CHALLENGE
Restate each of the lines given below, word for word.

DATA PROVIDED
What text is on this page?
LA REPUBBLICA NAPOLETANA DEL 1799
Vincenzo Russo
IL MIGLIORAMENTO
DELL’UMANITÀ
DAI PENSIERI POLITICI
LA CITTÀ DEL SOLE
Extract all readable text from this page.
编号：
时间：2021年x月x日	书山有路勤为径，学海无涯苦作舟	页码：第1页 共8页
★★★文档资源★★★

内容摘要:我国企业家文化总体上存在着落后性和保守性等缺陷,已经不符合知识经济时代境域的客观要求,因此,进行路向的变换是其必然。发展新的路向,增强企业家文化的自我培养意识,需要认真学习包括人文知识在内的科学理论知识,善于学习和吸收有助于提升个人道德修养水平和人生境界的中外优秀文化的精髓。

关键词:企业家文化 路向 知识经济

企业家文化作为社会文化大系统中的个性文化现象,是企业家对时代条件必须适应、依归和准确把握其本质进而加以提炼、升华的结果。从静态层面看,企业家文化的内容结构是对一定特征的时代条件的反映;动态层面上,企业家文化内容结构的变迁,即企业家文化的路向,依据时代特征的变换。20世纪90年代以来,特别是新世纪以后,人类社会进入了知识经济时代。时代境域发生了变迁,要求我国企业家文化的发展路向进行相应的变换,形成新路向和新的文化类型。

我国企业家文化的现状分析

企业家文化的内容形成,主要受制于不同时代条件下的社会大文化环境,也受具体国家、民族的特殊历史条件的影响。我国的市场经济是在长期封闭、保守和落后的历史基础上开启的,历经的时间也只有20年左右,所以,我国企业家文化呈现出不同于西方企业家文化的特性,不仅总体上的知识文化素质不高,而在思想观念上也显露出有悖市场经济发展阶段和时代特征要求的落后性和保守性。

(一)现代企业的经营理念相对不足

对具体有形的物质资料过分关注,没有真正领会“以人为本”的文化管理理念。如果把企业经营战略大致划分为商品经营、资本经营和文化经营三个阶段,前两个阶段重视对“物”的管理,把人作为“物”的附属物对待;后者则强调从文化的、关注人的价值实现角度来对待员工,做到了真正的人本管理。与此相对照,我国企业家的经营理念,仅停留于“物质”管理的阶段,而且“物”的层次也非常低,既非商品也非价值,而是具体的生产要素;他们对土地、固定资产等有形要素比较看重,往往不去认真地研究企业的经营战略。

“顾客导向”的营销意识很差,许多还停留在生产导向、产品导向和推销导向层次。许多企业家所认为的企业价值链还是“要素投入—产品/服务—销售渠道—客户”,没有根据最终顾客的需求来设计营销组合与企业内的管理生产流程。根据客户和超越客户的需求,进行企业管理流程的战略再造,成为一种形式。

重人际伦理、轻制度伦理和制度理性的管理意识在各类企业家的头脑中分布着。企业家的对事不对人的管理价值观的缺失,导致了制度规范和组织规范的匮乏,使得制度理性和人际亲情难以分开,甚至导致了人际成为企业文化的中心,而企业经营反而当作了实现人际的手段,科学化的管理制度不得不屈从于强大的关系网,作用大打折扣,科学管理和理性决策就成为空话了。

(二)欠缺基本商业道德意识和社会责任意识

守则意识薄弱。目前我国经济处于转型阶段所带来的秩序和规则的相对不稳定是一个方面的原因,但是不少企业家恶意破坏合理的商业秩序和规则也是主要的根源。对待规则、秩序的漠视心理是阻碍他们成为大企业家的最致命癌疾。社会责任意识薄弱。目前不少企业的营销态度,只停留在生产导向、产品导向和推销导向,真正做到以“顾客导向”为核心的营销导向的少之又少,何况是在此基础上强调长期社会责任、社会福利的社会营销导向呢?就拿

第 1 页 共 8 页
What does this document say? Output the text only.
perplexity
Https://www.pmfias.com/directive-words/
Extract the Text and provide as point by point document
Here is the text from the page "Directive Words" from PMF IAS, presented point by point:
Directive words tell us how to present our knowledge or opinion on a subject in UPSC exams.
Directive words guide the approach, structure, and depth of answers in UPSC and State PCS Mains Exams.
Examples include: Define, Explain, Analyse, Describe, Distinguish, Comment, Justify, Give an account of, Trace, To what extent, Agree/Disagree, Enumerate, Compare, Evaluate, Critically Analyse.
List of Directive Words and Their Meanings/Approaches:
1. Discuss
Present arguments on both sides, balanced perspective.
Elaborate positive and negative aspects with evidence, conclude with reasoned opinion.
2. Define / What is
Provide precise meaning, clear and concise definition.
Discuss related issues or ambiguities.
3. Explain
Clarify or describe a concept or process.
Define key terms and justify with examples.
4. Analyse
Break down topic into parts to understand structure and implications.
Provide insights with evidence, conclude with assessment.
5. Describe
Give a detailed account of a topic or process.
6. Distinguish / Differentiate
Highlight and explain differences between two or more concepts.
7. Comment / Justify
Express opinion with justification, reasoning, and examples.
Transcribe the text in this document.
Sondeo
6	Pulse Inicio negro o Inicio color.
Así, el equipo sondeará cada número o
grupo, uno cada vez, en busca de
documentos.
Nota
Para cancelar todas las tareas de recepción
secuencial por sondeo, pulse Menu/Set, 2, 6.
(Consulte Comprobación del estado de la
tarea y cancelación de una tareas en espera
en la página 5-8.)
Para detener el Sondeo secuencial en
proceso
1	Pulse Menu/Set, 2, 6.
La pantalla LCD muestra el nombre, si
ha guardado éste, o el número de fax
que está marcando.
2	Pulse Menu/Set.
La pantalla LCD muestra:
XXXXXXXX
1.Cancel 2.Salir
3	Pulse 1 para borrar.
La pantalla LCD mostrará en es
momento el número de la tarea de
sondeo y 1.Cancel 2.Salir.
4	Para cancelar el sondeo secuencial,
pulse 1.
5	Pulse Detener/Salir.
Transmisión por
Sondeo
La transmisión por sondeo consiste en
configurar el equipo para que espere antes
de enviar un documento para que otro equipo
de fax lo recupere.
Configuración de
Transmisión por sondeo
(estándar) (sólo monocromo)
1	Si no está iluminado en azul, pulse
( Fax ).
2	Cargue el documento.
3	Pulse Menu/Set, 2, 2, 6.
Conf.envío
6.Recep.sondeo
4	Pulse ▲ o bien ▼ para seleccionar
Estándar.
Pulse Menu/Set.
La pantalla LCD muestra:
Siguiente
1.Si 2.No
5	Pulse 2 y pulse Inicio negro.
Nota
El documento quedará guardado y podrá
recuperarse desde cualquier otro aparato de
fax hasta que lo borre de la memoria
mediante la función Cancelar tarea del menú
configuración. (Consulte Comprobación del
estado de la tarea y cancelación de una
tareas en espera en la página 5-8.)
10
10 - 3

WRITTEN ANSWER
What text is on this page?
LA REPUBBLICA NAPOLETANA DEL 1799
Vincenzo Russo
IL MIGLIORAMENTO
DELL’UMANITÀ
DAI PENSIERI POLITICI
LA CITTÀ DEL SOLE
Extract all readable text from this page.
编号：
时间：2021年x月x日	书山有路勤为径，学海无涯苦作舟	页码：第1页 共8页
★★★文档资源★★★

内容摘要:我国企业家文化总体上存在着落后性和保守性等缺陷,已经不符合知识经济时代境域的客观要求,因此,进行路向的变换是其必然。发展新的路向,增强企业家文化的自我培养意识,需要认真学习包括人文知识在内的科学理论知识,善于学习和吸收有助于提升个人道德修养水平和人生境界的中外优秀文化的精髓。

关键词:企业家文化 路向 知识经济

企业家文化作为社会文化大系统中的个性文化现象,是企业家对时代条件必须适应、依归和准确把握其本质进而加以提炼、升华的结果。从静态层面看,企业家文化的内容结构是对一定特征的时代条件的反映;动态层面上,企业家文化内容结构的变迁,即企业家文化的路向,依据时代特征的变换。20世纪90年代以来,特别是新世纪以后,人类社会进入了知识经济时代。时代境域发生了变迁,要求我国企业家文化的发展路向进行相应的变换,形成新路向和新的文化类型。

我国企业家文化的现状分析

企业家文化的内容形成,主要受制于不同时代条件下的社会大文化环境,也受具体国家、民族的特殊历史条件的影响。我国的市场经济是在长期封闭、保守和落后的历史基础上开启的,历经的时间也只有20年左右,所以,我国企业家文化呈现出不同于西方企业家文化的特性,不仅总体上的知识文化素质不高,而在思想观念上也显露出有悖市场经济发展阶段和时代特征要求的落后性和保守性。

(一)现代企业的经营理念相对不足

对具体有形的物质资料过分关注,没有真正领会“以人为本”的文化管理理念。如果把企业经营战略大致划分为商品经营、资本经营和文化经营三个阶段,前两个阶段重视对“物”的管理,把人作为“物”的附属物对待;后者则强调从文化的、关注人的价值实现角度来对待员工,做到了真正的人本管理。与此相对照,我国企业家的经营理念,仅停留于“物质”管理的阶段,而且“物”的层次也非常低,既非商品也非价值,而是具体的生产要素;他们对土地、固定资产等有形要素比较看重,往往不去认真地研究企业的经营战略。

“顾客导向”的营销意识很差,许多还停留在生产导向、产品导向和推销导向层次。许多企业家所认为的企业价值链还是“要素投入—产品/服务—销售渠道—客户”,没有根据最终顾客的需求来设计营销组合与企业内的管理生产流程。根据客户和超越客户的需求,进行企业管理流程的战略再造,成为一种形式。

重人际伦理、轻制度伦理和制度理性的管理意识在各类企业家的头脑中分布着。企业家的对事不对人的管理价值观的缺失,导致了制度规范和组织规范的匮乏,使得制度理性和人际亲情难以分开,甚至导致了人际成为企业文化的中心,而企业经营反而当作了实现人际的手段,科学化的管理制度不得不屈从于强大的关系网,作用大打折扣,科学管理和理性决策就成为空话了。

(二)欠缺基本商业道德意识和社会责任意识

守则意识薄弱。目前我国经济处于转型阶段所带来的秩序和规则的相对不稳定是一个方面的原因,但是不少企业家恶意破坏合理的商业秩序和规则也是主要的根源。对待规则、秩序的漠视心理是阻碍他们成为大企业家的最致命癌疾。社会责任意识薄弱。目前不少企业的营销态度,只停留在生产导向、产品导向和推销导向,真正做到以“顾客导向”为核心的营销导向的少之又少,何况是在此基础上强调长期社会责任、社会福利的社会营销导向呢?就拿

第 1 页 共 8 页
What does this document say? Output the text only.
perplexity
Https://www.pmfias.com/directive-words/
Extract the Text and provide as point by point document
Here is the text from the page "Directive Words" from PMF IAS, presented point by point:
Directive words tell us how to present our knowledge or opinion on a subject in UPSC exams.
Directive words guide the approach, structure, and depth of answers in UPSC and State PCS Mains Exams.
Examples include: Define, Explain, Analyse, Describe, Distinguish, Comment, Justify, Give an account of, Trace, To what extent, Agree/Disagree, Enumerate, Compare, Evaluate, Critically Analyse.
List of Directive Words and Their Meanings/Approaches:
1. Discuss
Present arguments on both sides, balanced perspective.
Elaborate positive and negative aspects with evidence, conclude with reasoned opinion.
2. Define / What is
Provide precise meaning, clear and concise definition.
Discuss related issues or ambiguities.
3. Explain
Clarify or describe a concept or process.
Define key terms and justify with examples.
4. Analyse
Break down topic into parts to understand structure and implications.
Provide insights with evidence, conclude with assessment.
5. Describe
Give a detailed account of a topic or process.
6. Distinguish / Differentiate
Highlight and explain differences between two or more concepts.
7. Comment / Justify
Express opinion with justification, reasoning, and examples.
Transcribe the text in this document.
Sondeo
6	Pulse Inicio negro o Inicio color.
Así, el equipo sondeará cada número o
grupo, uno cada vez, en busca de
documentos.
Nota
Para cancelar todas las tareas de recepción
secuencial por sondeo, pulse Menu/Set, 2, 6.
(Consulte Comprobación del estado de la
tarea y cancelación de una tareas en espera
en la página 5-8.)
Para detener el Sondeo secuencial en
proceso
1	Pulse Menu/Set, 2, 6.
La pantalla LCD muestra el nombre, si
ha guardado éste, o el número de fax
que está marcando.
2	Pulse Menu/Set.
La pantalla LCD muestra:
XXXXXXXX
1.Cancel 2.Salir
3	Pulse 1 para borrar.
La pantalla LCD mostrará en es
momento el número de la tarea de
sondeo y 1.Cancel 2.Salir.
4	Para cancelar el sondeo secuencial,
pulse 1.
5	Pulse Detener/Salir.
Transmisión por
Sondeo
La transmisión por sondeo consiste en
configurar el equipo para que espere antes
de enviar un documento para que otro equipo
de fax lo recupere.
Configuración de
Transmisión por sondeo
(estándar) (sólo monocromo)
1	Si no está iluminado en azul, pulse
( Fax ).
2	Cargue el documento.
3	Pulse Menu/Set, 2, 2, 6.
Conf.envío
6.Recep.sondeo
4	Pulse ▲ o bien ▼ para seleccionar
Estándar.
Pulse Menu/Set.
La pantalla LCD muestra:
Siguiente
1.Si 2.No
5	Pulse 2 y pulse Inicio negro.
Nota
El documento quedará guardado y podrá
recuperarse desde cualquier otro aparato de
fax hasta que lo borre de la memoria
mediante la función Cancelar tarea del menú
configuración. (Consulte Comprobación del
estado de la tarea y cancelación de una
tareas en espera en la página 5-8.)
10
10 - 3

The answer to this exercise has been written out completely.